_Exercise inputs_
================
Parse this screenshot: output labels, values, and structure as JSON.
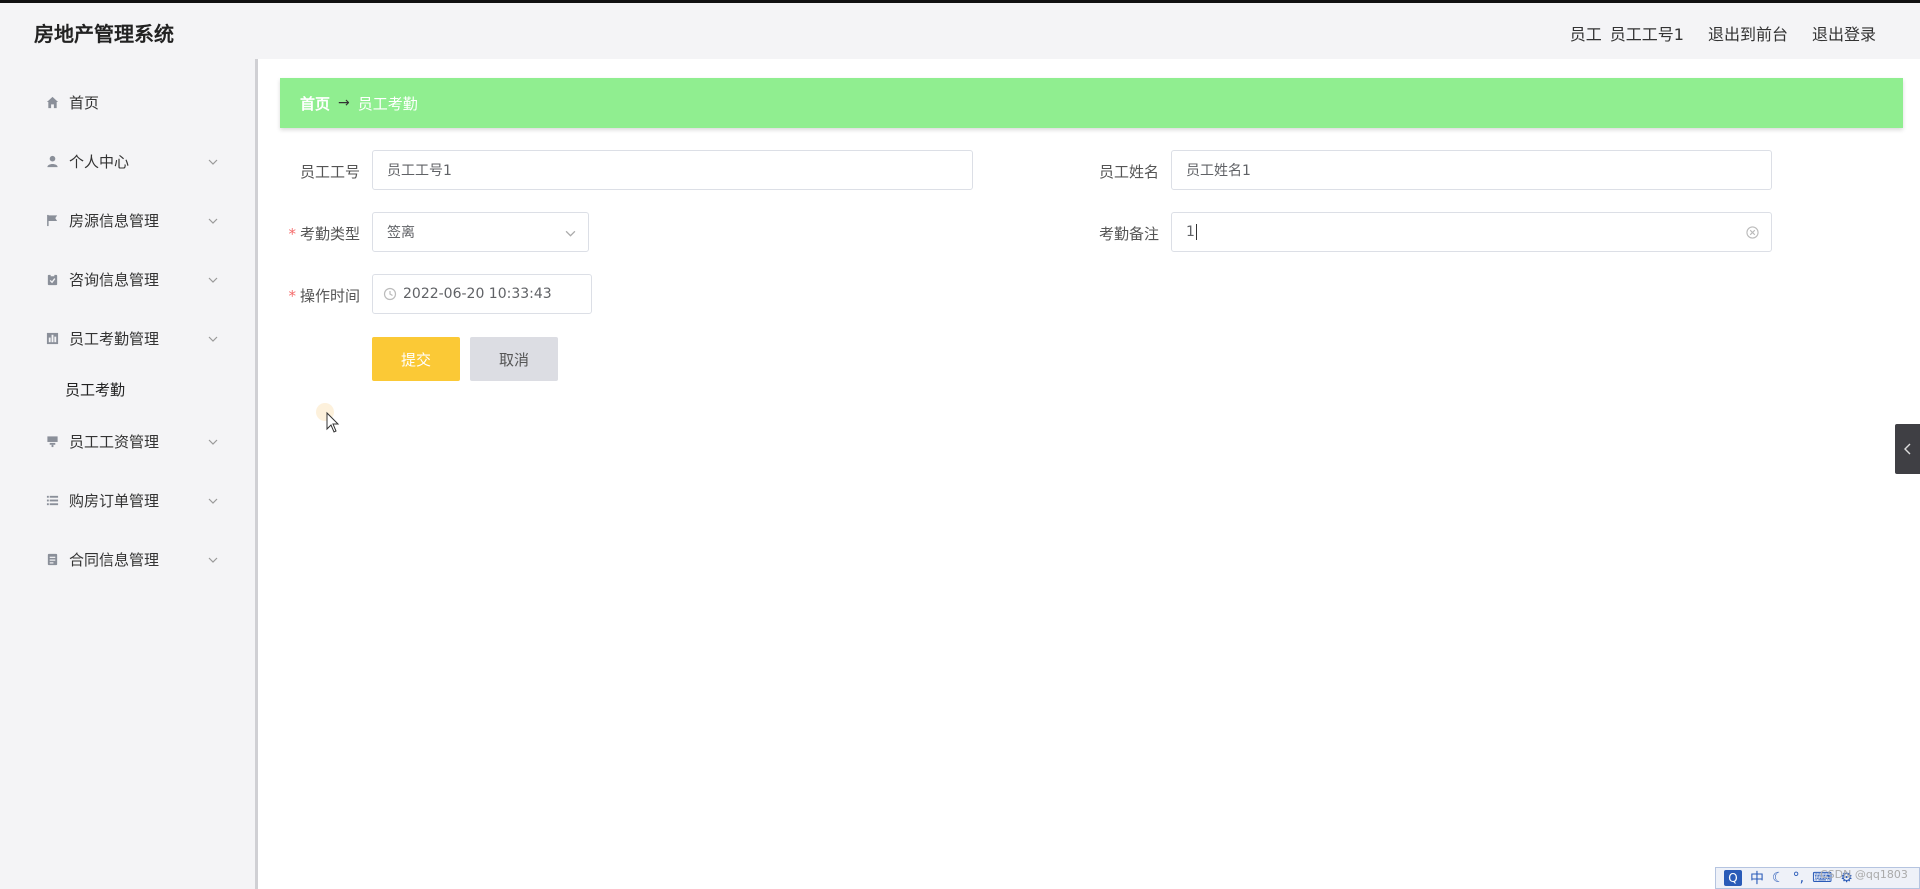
{
  "header": {
    "title": "房地产管理系统",
    "role": "员工",
    "username": "员工工号1",
    "to_front_label": "退出到前台",
    "logout_label": "退出登录"
  },
  "sidebar": {
    "items": [
      {
        "label": "首页",
        "icon": "home-icon"
      },
      {
        "label": "个人中心",
        "icon": "user-icon"
      },
      {
        "label": "房源信息管理",
        "icon": "flag-icon"
      },
      {
        "label": "咨询信息管理",
        "icon": "clipboard-icon"
      },
      {
        "label": "员工考勤管理",
        "icon": "chart-icon"
      },
      {
        "label": "员工工资管理",
        "icon": "goods-icon"
      },
      {
        "label": "购房订单管理",
        "icon": "list-icon"
      },
      {
        "label": "合同信息管理",
        "icon": "document-icon"
      }
    ],
    "subitem": "员工考勤"
  },
  "breadcrumb": {
    "home": "首页",
    "separator": "→",
    "current": "员工考勤"
  },
  "form": {
    "emp_no_label": "员工工号",
    "emp_no_value": "员工工号1",
    "emp_name_label": "员工姓名",
    "emp_name_value": "员工姓名1",
    "type_label": "考勤类型",
    "type_value": "签离",
    "remark_label": "考勤备注",
    "remark_value": "1",
    "time_label": "操作时间",
    "time_value": "2022-06-20 10:33:43",
    "required_mark": "*"
  },
  "buttons": {
    "submit": "提交",
    "cancel": "取消"
  },
  "ime": {
    "lang": "中"
  },
  "watermark": "CSDN @qq1803",
  "colors": {
    "banner": "#90ee90",
    "submit": "#fbc936",
    "cancel": "#dcdde3",
    "sidebar": "#f4f4f6"
  }
}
================
_Work required_
Repeat the material above in full and exactly, omitting the pictures.

_Response_
Parse this screenshot: output labels, values, and structure as JSON.
{
  "header": {
    "title": "房地产管理系统",
    "role": "员工",
    "username": "员工工号1",
    "to_front_label": "退出到前台",
    "logout_label": "退出登录"
  },
  "sidebar": {
    "items": [
      {
        "label": "首页",
        "icon": "home-icon"
      },
      {
        "label": "个人中心",
        "icon": "user-icon"
      },
      {
        "label": "房源信息管理",
        "icon": "flag-icon"
      },
      {
        "label": "咨询信息管理",
        "icon": "clipboard-icon"
      },
      {
        "label": "员工考勤管理",
        "icon": "chart-icon"
      },
      {
        "label": "员工工资管理",
        "icon": "goods-icon"
      },
      {
        "label": "购房订单管理",
        "icon": "list-icon"
      },
      {
        "label": "合同信息管理",
        "icon": "document-icon"
      }
    ],
    "subitem": "员工考勤"
  },
  "breadcrumb": {
    "home": "首页",
    "separator": "→",
    "current": "员工考勤"
  },
  "form": {
    "emp_no_label": "员工工号",
    "emp_no_value": "员工工号1",
    "emp_name_label": "员工姓名",
    "emp_name_value": "员工姓名1",
    "type_label": "考勤类型",
    "type_value": "签离",
    "remark_label": "考勤备注",
    "remark_value": "1",
    "time_label": "操作时间",
    "time_value": "2022-06-20 10:33:43",
    "required_mark": "*"
  },
  "buttons": {
    "submit": "提交",
    "cancel": "取消"
  },
  "ime": {
    "lang": "中"
  },
  "watermark": "CSDN @qq1803",
  "colors": {
    "banner": "#90ee90",
    "submit": "#fbc936",
    "cancel": "#dcdde3",
    "sidebar": "#f4f4f6"
  }
}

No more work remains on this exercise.